▸ **WHAT THE TASK ASKS**:
Return the records exactly as they are.

[A block of data]
○ ○ ○ ○ ○ ○ ○

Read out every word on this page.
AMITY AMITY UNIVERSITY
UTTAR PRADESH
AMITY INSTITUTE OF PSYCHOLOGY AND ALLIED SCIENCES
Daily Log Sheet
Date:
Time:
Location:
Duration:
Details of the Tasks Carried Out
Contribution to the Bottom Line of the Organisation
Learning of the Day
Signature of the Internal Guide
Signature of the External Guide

○ ○ ○ ○ ○ ○ ○

▸ **FINAL RESULT**:
Read out every word on this page.
AMITY AMITY UNIVERSITY
UTTAR PRADESH
AMITY INSTITUTE OF PSYCHOLOGY AND ALLIED SCIENCES
Daily Log Sheet
Date:
Time:
Location:
Duration:
Details of the Tasks Carried Out
Contribution to the Bottom Line of the Organisation
Learning of the Day
Signature of the Internal Guide
Signature of the External Guide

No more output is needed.